Raw records

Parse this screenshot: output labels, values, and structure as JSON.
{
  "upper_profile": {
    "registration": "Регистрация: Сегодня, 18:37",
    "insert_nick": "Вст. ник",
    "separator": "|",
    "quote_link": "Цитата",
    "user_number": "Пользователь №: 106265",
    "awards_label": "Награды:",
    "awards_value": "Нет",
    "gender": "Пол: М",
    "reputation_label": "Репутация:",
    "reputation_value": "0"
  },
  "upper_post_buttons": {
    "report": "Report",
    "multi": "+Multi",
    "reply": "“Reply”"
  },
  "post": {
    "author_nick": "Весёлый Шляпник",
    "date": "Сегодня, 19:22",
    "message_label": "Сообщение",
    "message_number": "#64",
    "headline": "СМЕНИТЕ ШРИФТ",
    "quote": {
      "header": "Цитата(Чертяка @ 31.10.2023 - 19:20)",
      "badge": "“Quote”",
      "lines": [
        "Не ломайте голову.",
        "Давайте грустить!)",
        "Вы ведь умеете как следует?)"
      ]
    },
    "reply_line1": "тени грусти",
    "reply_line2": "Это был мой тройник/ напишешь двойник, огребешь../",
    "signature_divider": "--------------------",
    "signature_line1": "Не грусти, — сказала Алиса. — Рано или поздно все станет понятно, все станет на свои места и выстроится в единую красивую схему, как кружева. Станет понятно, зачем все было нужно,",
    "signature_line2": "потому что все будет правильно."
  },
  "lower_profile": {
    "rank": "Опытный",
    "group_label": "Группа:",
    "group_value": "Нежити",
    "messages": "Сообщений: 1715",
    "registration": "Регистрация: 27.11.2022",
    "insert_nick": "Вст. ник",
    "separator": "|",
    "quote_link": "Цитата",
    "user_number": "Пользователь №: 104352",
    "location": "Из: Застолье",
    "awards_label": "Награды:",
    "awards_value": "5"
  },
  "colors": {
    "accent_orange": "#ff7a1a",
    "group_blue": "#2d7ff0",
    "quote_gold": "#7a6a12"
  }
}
---
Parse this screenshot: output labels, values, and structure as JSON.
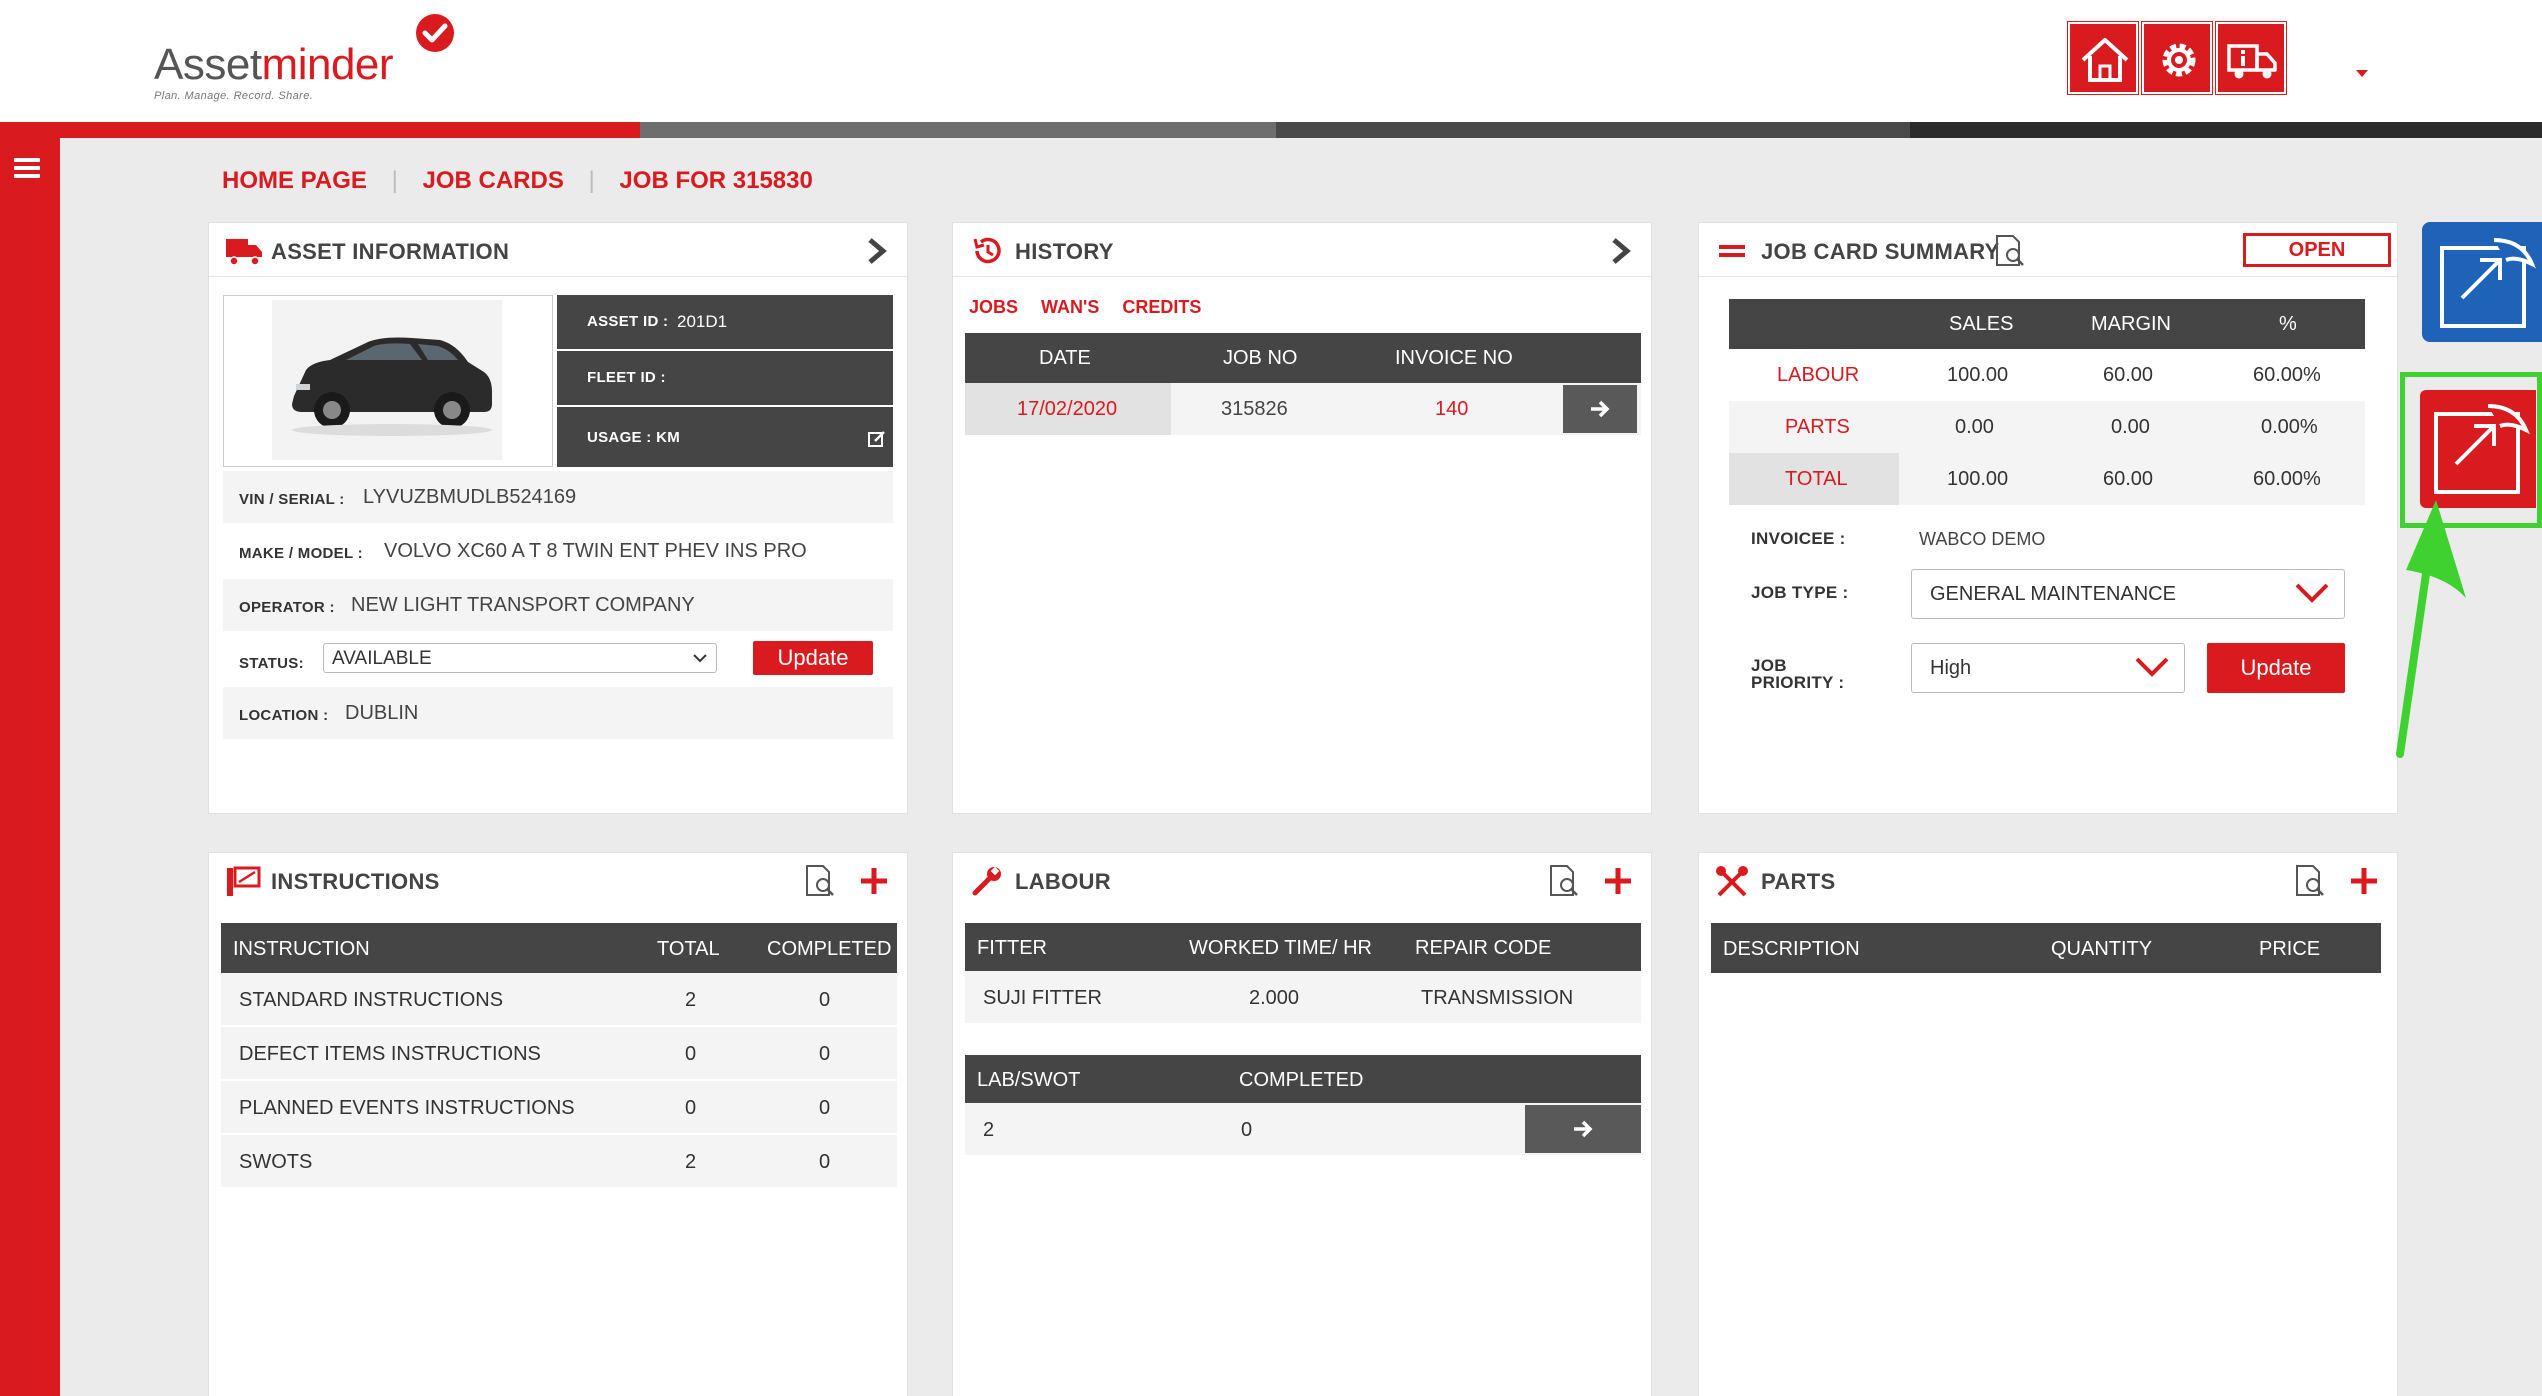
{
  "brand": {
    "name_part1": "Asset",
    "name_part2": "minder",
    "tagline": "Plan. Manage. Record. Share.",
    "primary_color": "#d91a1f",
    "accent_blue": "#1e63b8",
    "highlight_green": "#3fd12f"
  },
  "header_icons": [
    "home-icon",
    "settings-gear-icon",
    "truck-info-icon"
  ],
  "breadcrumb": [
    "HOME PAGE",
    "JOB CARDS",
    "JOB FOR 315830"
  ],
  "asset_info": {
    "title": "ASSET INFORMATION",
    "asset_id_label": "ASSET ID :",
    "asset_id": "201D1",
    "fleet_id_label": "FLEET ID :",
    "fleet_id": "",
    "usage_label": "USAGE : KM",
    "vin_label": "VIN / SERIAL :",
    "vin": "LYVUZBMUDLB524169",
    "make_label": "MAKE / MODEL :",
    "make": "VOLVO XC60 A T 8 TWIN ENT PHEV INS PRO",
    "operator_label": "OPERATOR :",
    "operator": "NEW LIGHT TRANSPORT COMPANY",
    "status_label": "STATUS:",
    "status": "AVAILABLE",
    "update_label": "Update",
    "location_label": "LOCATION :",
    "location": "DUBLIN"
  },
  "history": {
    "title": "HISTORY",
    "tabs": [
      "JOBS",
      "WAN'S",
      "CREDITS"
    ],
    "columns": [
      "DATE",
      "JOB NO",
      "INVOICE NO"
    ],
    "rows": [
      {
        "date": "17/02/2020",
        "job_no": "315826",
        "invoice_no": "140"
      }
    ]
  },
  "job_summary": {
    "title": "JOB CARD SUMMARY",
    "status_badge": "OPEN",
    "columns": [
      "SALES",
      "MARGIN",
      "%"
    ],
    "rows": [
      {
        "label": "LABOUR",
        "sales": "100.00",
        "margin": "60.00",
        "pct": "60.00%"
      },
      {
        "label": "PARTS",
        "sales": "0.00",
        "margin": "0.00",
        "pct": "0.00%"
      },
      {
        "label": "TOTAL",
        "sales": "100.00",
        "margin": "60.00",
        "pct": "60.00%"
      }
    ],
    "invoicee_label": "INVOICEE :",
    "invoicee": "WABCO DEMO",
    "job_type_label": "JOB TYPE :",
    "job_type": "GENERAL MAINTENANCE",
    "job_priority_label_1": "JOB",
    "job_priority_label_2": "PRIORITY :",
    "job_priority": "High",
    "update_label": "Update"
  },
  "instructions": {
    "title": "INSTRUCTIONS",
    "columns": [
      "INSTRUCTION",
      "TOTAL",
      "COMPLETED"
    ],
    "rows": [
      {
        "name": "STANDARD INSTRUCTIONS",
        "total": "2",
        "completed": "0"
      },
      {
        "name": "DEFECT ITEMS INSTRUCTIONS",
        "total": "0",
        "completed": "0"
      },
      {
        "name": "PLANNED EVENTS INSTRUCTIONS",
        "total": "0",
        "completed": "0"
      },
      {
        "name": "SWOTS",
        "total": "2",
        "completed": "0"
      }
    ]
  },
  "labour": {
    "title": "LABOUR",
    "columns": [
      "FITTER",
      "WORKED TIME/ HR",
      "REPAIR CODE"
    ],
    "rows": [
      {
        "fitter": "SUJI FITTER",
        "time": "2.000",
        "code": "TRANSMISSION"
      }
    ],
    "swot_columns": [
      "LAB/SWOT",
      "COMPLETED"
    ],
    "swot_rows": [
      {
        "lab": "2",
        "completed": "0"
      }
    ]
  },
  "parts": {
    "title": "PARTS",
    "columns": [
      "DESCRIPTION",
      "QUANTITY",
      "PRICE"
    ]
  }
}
---
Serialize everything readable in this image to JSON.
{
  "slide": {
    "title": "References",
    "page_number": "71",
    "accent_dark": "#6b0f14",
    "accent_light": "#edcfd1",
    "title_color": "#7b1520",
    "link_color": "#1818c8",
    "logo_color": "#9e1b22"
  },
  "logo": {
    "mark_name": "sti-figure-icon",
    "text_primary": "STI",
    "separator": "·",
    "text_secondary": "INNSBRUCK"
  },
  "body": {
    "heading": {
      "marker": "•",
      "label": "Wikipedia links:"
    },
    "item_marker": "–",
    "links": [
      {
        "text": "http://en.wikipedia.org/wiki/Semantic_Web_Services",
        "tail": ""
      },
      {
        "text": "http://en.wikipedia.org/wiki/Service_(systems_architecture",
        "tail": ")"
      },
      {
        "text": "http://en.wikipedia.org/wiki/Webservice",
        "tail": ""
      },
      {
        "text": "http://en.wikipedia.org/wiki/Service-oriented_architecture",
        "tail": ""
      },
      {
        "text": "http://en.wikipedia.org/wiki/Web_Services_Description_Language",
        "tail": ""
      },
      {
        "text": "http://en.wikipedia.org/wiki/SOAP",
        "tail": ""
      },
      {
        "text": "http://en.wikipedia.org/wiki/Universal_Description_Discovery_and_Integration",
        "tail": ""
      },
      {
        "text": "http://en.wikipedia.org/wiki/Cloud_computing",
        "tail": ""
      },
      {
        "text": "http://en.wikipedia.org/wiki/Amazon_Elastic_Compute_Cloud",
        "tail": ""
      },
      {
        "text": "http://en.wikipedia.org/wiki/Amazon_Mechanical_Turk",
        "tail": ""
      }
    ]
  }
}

=== AIM ===
Gather every line from the listing above in which the word "Регистрация" appears.

=== IN RESPONSE ===
    "registration": "Регистрация: Сегодня, 18:37",
    "registration": "Регистрация: 27.11.2022",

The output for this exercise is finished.